* [Prompt]
Copy each line where the word "바랍니다" occurs.

* [Extracted material]
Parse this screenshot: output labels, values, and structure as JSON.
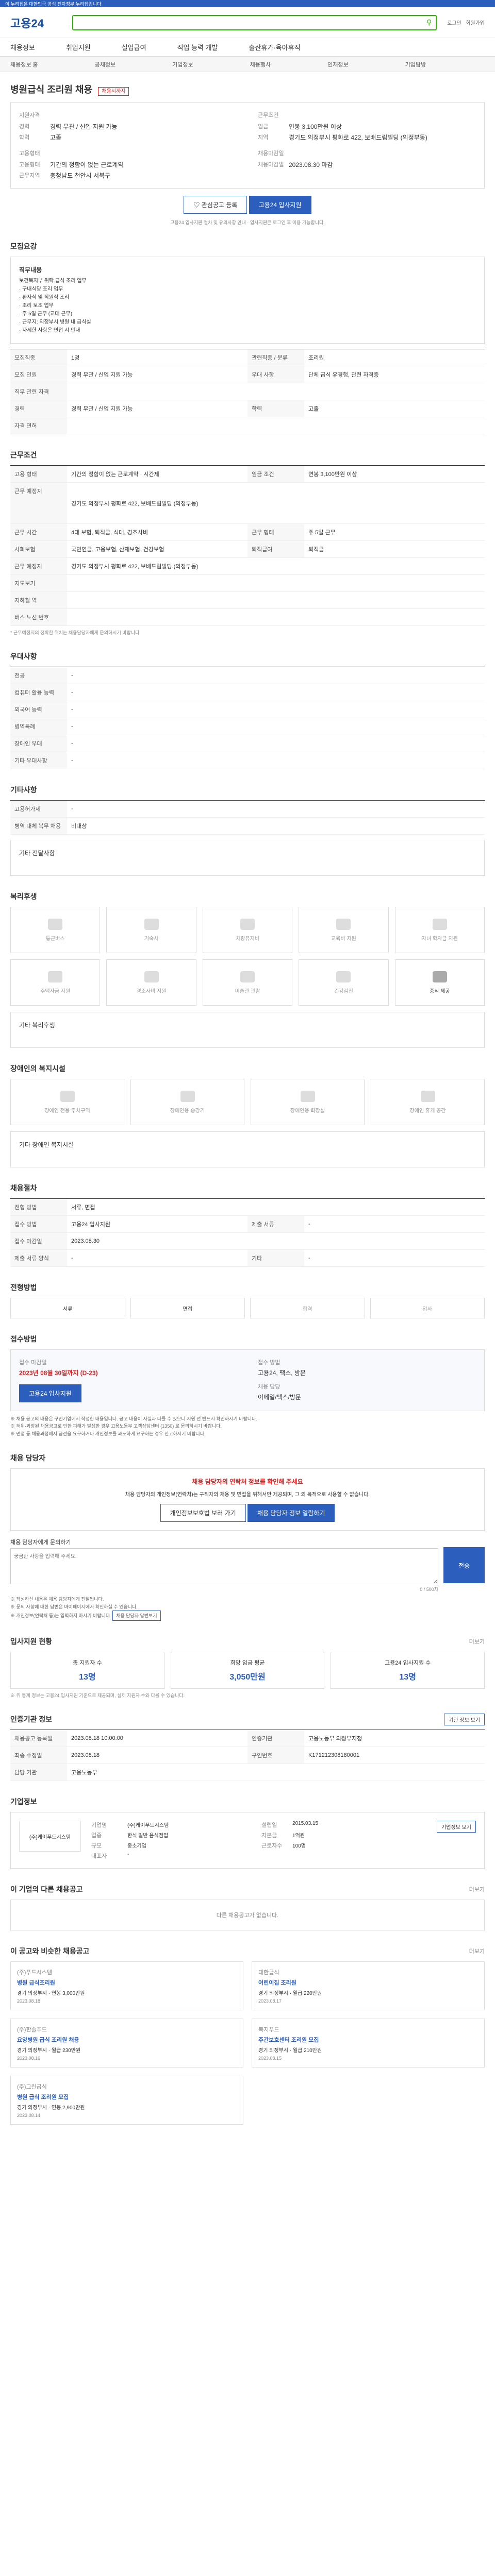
{
  "brand": {
    "logo": "고용24",
    "accent": "#2b5ebd",
    "search_border": "#2db400"
  },
  "topbar": {
    "notice": "이 누리집은 대한민국 공식 전자정부 누리집입니다"
  },
  "header": {
    "login": "로그인",
    "join": "회원가입"
  },
  "nav": {
    "items": [
      "채용정보",
      "취업지원",
      "실업급여",
      "직업 능력 개발",
      "출산휴가·육아휴직"
    ]
  },
  "subnav": {
    "items": [
      "채용정보 홈",
      "공채정보",
      "기업정보",
      "채용행사",
      "인재정보",
      "기업탐방"
    ]
  },
  "job": {
    "company": "병원급식 조리원 채용",
    "badge": "채용시까지",
    "title_sub": "(주)케이푸드시스템 외",
    "left": [
      {
        "label": "지원자격",
        "value": ""
      },
      {
        "label": "경력",
        "value": "경력 무관 / 신입 지원 가능"
      },
      {
        "label": "학력",
        "value": "고졸"
      },
      {
        "label": "고용형태",
        "value": ""
      },
      {
        "label": "고용형태",
        "value": "기간의 정함이 없는 근로계약"
      },
      {
        "label": "근무지역",
        "value": "충청남도 천안시 서북구"
      }
    ],
    "right": [
      {
        "label": "근무조건",
        "value": ""
      },
      {
        "label": "임금",
        "value": "연봉 3,100만원 이상"
      },
      {
        "label": "지역",
        "value": "경기도 의정부시 평화로 422, 보배드림빌딩 (의정부동)"
      },
      {
        "label": "채용마감일",
        "value": ""
      },
      {
        "label": "채용마감일",
        "value": "2023.08.30 마감"
      }
    ],
    "btn_save": "관심공고 등록",
    "btn_apply": "고용24 입사지원",
    "note": "고용24 입사지원 절차 및 유의사항 안내 · 입사지원은 로그인 후 이용 가능합니다."
  },
  "recruit": {
    "title": "모집요강",
    "job_desc_label": "직무내용",
    "job_desc": "보건복지부 위탁 급식 조리 업무\n· 구내식당 조리 업무\n· 환자식 및 직원식 조리\n· 조리 보조 업무\n· 주 5일 근무 (교대 근무)\n· 근무지: 의정부시 병원 내 급식실\n· 자세한 사항은 면접 시 안내",
    "rows": [
      {
        "label": "모집직종",
        "value": "1명",
        "label2": "관련직종 / 분류",
        "value2": "조리원"
      },
      {
        "label": "모집 인원",
        "value": "경력 무관 / 신입 지원 가능",
        "label2": "우대 사항",
        "value2": "단체 급식 유경험, 관련 자격증"
      },
      {
        "label": "직무 관련 자격",
        "value": "",
        "label2": "",
        "value2": ""
      },
      {
        "label": "경력",
        "value": "경력 무관 / 신입 지원 가능",
        "label2": "학력",
        "value2": "고졸"
      },
      {
        "label": "자격 면허",
        "value": "",
        "label2": "",
        "value2": ""
      }
    ]
  },
  "work": {
    "title": "근무조건",
    "rows": [
      {
        "label": "고용 형태",
        "value": "기간의 정함이 없는 근로계약 · 시간제",
        "label2": "임금 조건",
        "value2": "연봉 3,100만원 이상"
      },
      {
        "label": "근무 예정지",
        "value": "경기도 의정부시 평화로 422, 보배드림빌딩 (의정부동)",
        "label2": "",
        "value2": ""
      },
      {
        "label": "근무 시간",
        "value": "4대 보험, 퇴직금, 식대, 경조사비",
        "label2": "근무 형태",
        "value2": "주 5일 근무"
      },
      {
        "label": "사회보험",
        "value": "국민연금, 고용보험, 산재보험, 건강보험",
        "label2": "퇴직급여",
        "value2": "퇴직금"
      },
      {
        "label": "근무 예정지",
        "value": "경기도 의정부시 평화로 422, 보배드림빌딩 (의정부동)",
        "label2": "",
        "value2": ""
      },
      {
        "label": "지도보기",
        "value": "",
        "label2": "",
        "value2": ""
      },
      {
        "label": "지하철 역",
        "value": "",
        "label2": "",
        "value2": ""
      },
      {
        "label": "버스 노선 번호",
        "value": "",
        "label2": "",
        "value2": ""
      }
    ],
    "note": "* 근무예정지의 정확한 위치는 채용담당자에게 문의하시기 바랍니다."
  },
  "pref": {
    "title": "우대사항",
    "rows": [
      {
        "label": "전공",
        "value": "-"
      },
      {
        "label": "컴퓨터 활용 능력",
        "value": "-"
      },
      {
        "label": "외국어 능력",
        "value": "-"
      },
      {
        "label": "병역특례",
        "value": "-"
      },
      {
        "label": "장애인 우대",
        "value": "-"
      },
      {
        "label": "기타 우대사항",
        "value": "-"
      }
    ]
  },
  "extra": {
    "title": "기타사항",
    "rows": [
      {
        "label": "고용허가제",
        "value": "-"
      },
      {
        "label": "병역 대체 복무 채용",
        "value": "비대상"
      }
    ],
    "note": "기타 전달사항"
  },
  "welfare": {
    "title": "복리후생",
    "tiles": [
      "통근버스",
      "기숙사",
      "차량유지비",
      "교육비 지원",
      "자녀 학자금 지원",
      "주택자금 지원",
      "경조사비 지원",
      "미술관 관람",
      "건강검진",
      "중식 제공"
    ],
    "note_label": "기타 복리후생"
  },
  "disability": {
    "title": "장애인의 복지시설",
    "tiles": [
      "장애인 전용 주차구역",
      "장애인용 승강기",
      "장애인용 화장실",
      "장애인 휴게 공간"
    ],
    "note_label": "기타 장애인 복지시설"
  },
  "selection": {
    "title": "채용절차",
    "rows": [
      {
        "label": "전형 방법",
        "value": "서류, 면접",
        "label2": "",
        "value2": ""
      },
      {
        "label": "접수 방법",
        "value": "고용24 입사지원",
        "label2": "제출 서류",
        "value2": "-"
      },
      {
        "label": "접수 마감일",
        "value": "2023.08.30",
        "label2": "",
        "value2": ""
      },
      {
        "label": "제출 서류 양식",
        "value": "-",
        "label2": "기타",
        "value2": "-"
      }
    ]
  },
  "process": {
    "title": "전형방법",
    "steps": [
      "서류",
      "면접",
      "합격",
      "입사"
    ]
  },
  "apply": {
    "title": "접수방법",
    "deadline_label": "접수 마감일",
    "deadline": "2023년 08월 30일까지 (D-23)",
    "method_label": "접수 방법",
    "method": "고용24, 팩스, 방문",
    "contact_label": "채용 담당",
    "contact": "이메일/팩스/방문",
    "btn": "고용24 입사지원",
    "notes": [
      "※ 채용 공고의 내용은 구인기업에서 작성한 내용입니다. 공고 내용이 사실과 다를 수 있으니 지원 전 반드시 확인하시기 바랍니다.",
      "※ 허위·과장된 채용공고로 인한 피해가 발생한 경우 고용노동부 고객상담센터 (1350) 로 문의하시기 바랍니다.",
      "※ 면접 등 채용과정에서 금전을 요구하거나 개인정보를 과도하게 요구하는 경우 신고하시기 바랍니다."
    ]
  },
  "manager": {
    "title": "채용 담당자",
    "warn_title": "채용 담당자의 연락처 정보를 확인해 주세요",
    "warn_text": "채용 담당자의 개인정보(연락처)는 구직자의 채용 및 면접을 위해서만 제공되며, 그 외 목적으로 사용할 수 없습니다.",
    "btn1": "개인정보보호법 보러 가기",
    "btn2": "채용 담당자 정보 열람하기",
    "qna_label": "채용 담당자에게 문의하기",
    "qna_placeholder": "궁금한 사항을 입력해 주세요.",
    "qna_count": "0 / 500자",
    "qna_btn": "전송",
    "notes": [
      "※ 작성하신 내용은 채용 담당자에게 전달됩니다.",
      "※ 문의 사항에 대한 답변은 마이페이지에서 확인하실 수 있습니다.",
      "※ 개인정보(연락처 등)는 입력하지 마시기 바랍니다."
    ],
    "notes_btn": "채용 담당자 답변보기"
  },
  "stats": {
    "title": "입사지원 현황",
    "more": "더보기",
    "cards": [
      {
        "label": "총 지원자 수",
        "value": "13명"
      },
      {
        "label": "희망 임금 평균",
        "value": "3,050만원"
      },
      {
        "label": "고용24 입사지원 수",
        "value": "13명"
      }
    ],
    "note": "※ 위 통계 정보는 고용24 입사지원 기준으로 제공되며, 실제 지원자 수와 다를 수 있습니다."
  },
  "org": {
    "title": "인증기관 정보",
    "btn": "기관 정보 보기",
    "rows": [
      {
        "label": "채용공고 등록일",
        "value": "2023.08.18 10:00:00",
        "label2": "인증기관",
        "value2": "고용노동부 의정부지청"
      },
      {
        "label": "최종 수정일",
        "value": "2023.08.18",
        "label2": "구인번호",
        "value2": "K171212308180001"
      },
      {
        "label": "담당 기관",
        "value": "고용노동부",
        "label2": "",
        "value2": ""
      }
    ]
  },
  "company": {
    "title": "기업정보",
    "name": "(주)케이푸드시스템",
    "rows": [
      {
        "label": "기업명",
        "value": "(주)케이푸드시스템",
        "label2": "설립일",
        "value2": "2015.03.15"
      },
      {
        "label": "업종",
        "value": "한식 일반 음식점업",
        "label2": "자본금",
        "value2": "1억원"
      },
      {
        "label": "규모",
        "value": "중소기업",
        "label2": "근로자수",
        "value2": "100명"
      },
      {
        "label": "대표자",
        "value": "-",
        "label2": "",
        "value2": ""
      }
    ],
    "btn": "기업정보 보기"
  },
  "same_company": {
    "title": "이 기업의 다른 채용공고",
    "more": "더보기",
    "empty": "다른 채용공고가 없습니다."
  },
  "recommend": {
    "title": "이 공고와 비슷한 채용공고",
    "more": "더보기",
    "items": [
      {
        "company": "(주)푸드시스템",
        "title": "병원 급식조리원",
        "loc": "경기 의정부시",
        "wage": "연봉 3,000만원",
        "date": "2023.08.18"
      },
      {
        "company": "대한급식",
        "title": "어린이집 조리원",
        "loc": "경기 의정부시",
        "wage": "월급 220만원",
        "date": "2023.08.17"
      },
      {
        "company": "(주)한솔푸드",
        "title": "요양병원 급식 조리원 채용",
        "loc": "경기 의정부시",
        "wage": "월급 230만원",
        "date": "2023.08.16"
      },
      {
        "company": "복지푸드",
        "title": "주간보호센터 조리원 모집",
        "loc": "경기 의정부시",
        "wage": "월급 210만원",
        "date": "2023.08.15"
      },
      {
        "company": "(주)그린급식",
        "title": "병원 급식 조리원 모집",
        "loc": "경기 의정부시",
        "wage": "연봉 2,900만원",
        "date": "2023.08.14"
      }
    ]
  }
}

* [Response to the exercise]
    "note": "* 근무예정지의 정확한 위치는 채용담당자에게 문의하시기 바랍니다."
      "※ 채용 공고의 내용은 구인기업에서 작성한 내용입니다. 공고 내용이 사실과 다를 수 있으니 지원 전 반드시 확인하시기 바랍니다.",
      "※ 허위·과장된 채용공고로 인한 피해가 발생한 경우 고용노동부 고객상담센터 (1350) 로 문의하시기 바랍니다.",
      "※ 면접 등 채용과정에서 금전을 요구하거나 개인정보를 과도하게 요구하는 경우 신고하시기 바랍니다."
      "※ 개인정보(연락처 등)는 입력하지 마시기 바랍니다."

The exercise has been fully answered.